Your task is to print all of the material verbatim.

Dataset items
###

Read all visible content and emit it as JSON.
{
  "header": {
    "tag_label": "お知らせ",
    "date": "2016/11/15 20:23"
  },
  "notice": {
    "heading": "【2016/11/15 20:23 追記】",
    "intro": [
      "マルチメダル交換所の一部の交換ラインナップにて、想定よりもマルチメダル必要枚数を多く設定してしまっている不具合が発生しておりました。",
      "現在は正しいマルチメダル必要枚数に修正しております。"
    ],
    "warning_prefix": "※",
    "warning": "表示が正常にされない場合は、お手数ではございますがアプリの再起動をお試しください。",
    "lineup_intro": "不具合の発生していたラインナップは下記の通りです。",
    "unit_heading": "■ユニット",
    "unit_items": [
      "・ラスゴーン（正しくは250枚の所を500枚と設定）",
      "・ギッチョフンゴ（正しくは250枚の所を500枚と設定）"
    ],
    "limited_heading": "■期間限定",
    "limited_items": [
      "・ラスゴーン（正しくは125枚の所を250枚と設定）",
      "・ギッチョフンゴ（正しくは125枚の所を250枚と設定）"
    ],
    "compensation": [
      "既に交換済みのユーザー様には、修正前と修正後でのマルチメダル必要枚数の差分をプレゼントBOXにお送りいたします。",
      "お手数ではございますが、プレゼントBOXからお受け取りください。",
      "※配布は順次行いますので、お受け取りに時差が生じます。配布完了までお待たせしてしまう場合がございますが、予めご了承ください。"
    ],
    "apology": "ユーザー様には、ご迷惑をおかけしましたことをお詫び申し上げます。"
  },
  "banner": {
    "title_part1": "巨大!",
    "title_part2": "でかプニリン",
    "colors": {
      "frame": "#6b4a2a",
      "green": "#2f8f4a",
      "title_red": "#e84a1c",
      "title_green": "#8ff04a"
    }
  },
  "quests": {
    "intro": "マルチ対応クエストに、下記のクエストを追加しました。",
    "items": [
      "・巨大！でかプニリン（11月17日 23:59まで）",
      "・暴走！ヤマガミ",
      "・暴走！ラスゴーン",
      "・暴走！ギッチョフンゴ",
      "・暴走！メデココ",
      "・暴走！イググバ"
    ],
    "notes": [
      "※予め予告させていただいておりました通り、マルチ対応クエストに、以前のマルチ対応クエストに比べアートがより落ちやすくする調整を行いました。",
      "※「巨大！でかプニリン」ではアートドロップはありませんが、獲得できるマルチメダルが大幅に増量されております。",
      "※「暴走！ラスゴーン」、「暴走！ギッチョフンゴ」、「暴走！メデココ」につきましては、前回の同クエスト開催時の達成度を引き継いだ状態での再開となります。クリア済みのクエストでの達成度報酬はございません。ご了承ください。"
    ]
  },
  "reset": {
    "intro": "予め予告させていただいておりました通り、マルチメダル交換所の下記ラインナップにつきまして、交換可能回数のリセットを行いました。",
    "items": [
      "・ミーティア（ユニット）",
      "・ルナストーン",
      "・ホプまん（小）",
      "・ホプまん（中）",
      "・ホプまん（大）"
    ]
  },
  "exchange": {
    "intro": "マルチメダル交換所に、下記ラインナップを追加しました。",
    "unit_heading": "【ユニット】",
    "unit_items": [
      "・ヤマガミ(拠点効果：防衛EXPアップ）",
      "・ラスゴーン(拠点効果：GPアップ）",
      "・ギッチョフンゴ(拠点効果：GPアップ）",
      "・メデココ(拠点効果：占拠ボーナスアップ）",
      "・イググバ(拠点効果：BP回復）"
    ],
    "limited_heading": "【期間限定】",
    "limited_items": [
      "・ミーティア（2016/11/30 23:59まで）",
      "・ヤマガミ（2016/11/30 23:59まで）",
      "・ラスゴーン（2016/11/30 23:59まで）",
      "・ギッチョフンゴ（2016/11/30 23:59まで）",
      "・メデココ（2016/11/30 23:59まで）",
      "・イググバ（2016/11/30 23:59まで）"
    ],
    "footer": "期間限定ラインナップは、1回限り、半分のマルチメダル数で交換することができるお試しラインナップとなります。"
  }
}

###

### CORRECT ANSWER
Read all visible content and emit it as JSON.
{
  "header": {
    "tag_label": "お知らせ",
    "date": "2016/11/15 20:23"
  },
  "notice": {
    "heading": "【2016/11/15 20:23 追記】",
    "intro": [
      "マルチメダル交換所の一部の交換ラインナップにて、想定よりもマルチメダル必要枚数を多く設定してしまっている不具合が発生しておりました。",
      "現在は正しいマルチメダル必要枚数に修正しております。"
    ],
    "warning_prefix": "※",
    "warning": "表示が正常にされない場合は、お手数ではございますがアプリの再起動をお試しください。",
    "lineup_intro": "不具合の発生していたラインナップは下記の通りです。",
    "unit_heading": "■ユニット",
    "unit_items": [
      "・ラスゴーン（正しくは250枚の所を500枚と設定）",
      "・ギッチョフンゴ（正しくは250枚の所を500枚と設定）"
    ],
    "limited_heading": "■期間限定",
    "limited_items": [
      "・ラスゴーン（正しくは125枚の所を250枚と設定）",
      "・ギッチョフンゴ（正しくは125枚の所を250枚と設定）"
    ],
    "compensation": [
      "既に交換済みのユーザー様には、修正前と修正後でのマルチメダル必要枚数の差分をプレゼントBOXにお送りいたします。",
      "お手数ではございますが、プレゼントBOXからお受け取りください。",
      "※配布は順次行いますので、お受け取りに時差が生じます。配布完了までお待たせしてしまう場合がございますが、予めご了承ください。"
    ],
    "apology": "ユーザー様には、ご迷惑をおかけしましたことをお詫び申し上げます。"
  },
  "banner": {
    "title_part1": "巨大!",
    "title_part2": "でかプニリン",
    "colors": {
      "frame": "#6b4a2a",
      "green": "#2f8f4a",
      "title_red": "#e84a1c",
      "title_green": "#8ff04a"
    }
  },
  "quests": {
    "intro": "マルチ対応クエストに、下記のクエストを追加しました。",
    "items": [
      "・巨大！でかプニリン（11月17日 23:59まで）",
      "・暴走！ヤマガミ",
      "・暴走！ラスゴーン",
      "・暴走！ギッチョフンゴ",
      "・暴走！メデココ",
      "・暴走！イググバ"
    ],
    "notes": [
      "※予め予告させていただいておりました通り、マルチ対応クエストに、以前のマルチ対応クエストに比べアートがより落ちやすくする調整を行いました。",
      "※「巨大！でかプニリン」ではアートドロップはありませんが、獲得できるマルチメダルが大幅に増量されております。",
      "※「暴走！ラスゴーン」、「暴走！ギッチョフンゴ」、「暴走！メデココ」につきましては、前回の同クエスト開催時の達成度を引き継いだ状態での再開となります。クリア済みのクエストでの達成度報酬はございません。ご了承ください。"
    ]
  },
  "reset": {
    "intro": "予め予告させていただいておりました通り、マルチメダル交換所の下記ラインナップにつきまして、交換可能回数のリセットを行いました。",
    "items": [
      "・ミーティア（ユニット）",
      "・ルナストーン",
      "・ホプまん（小）",
      "・ホプまん（中）",
      "・ホプまん（大）"
    ]
  },
  "exchange": {
    "intro": "マルチメダル交換所に、下記ラインナップを追加しました。",
    "unit_heading": "【ユニット】",
    "unit_items": [
      "・ヤマガミ(拠点効果：防衛EXPアップ）",
      "・ラスゴーン(拠点効果：GPアップ）",
      "・ギッチョフンゴ(拠点効果：GPアップ）",
      "・メデココ(拠点効果：占拠ボーナスアップ）",
      "・イググバ(拠点効果：BP回復）"
    ],
    "limited_heading": "【期間限定】",
    "limited_items": [
      "・ミーティア（2016/11/30 23:59まで）",
      "・ヤマガミ（2016/11/30 23:59まで）",
      "・ラスゴーン（2016/11/30 23:59まで）",
      "・ギッチョフンゴ（2016/11/30 23:59まで）",
      "・メデココ（2016/11/30 23:59まで）",
      "・イググバ（2016/11/30 23:59まで）"
    ],
    "footer": "期間限定ラインナップは、1回限り、半分のマルチメダル数で交換することができるお試しラインナップとなります。"
  }
}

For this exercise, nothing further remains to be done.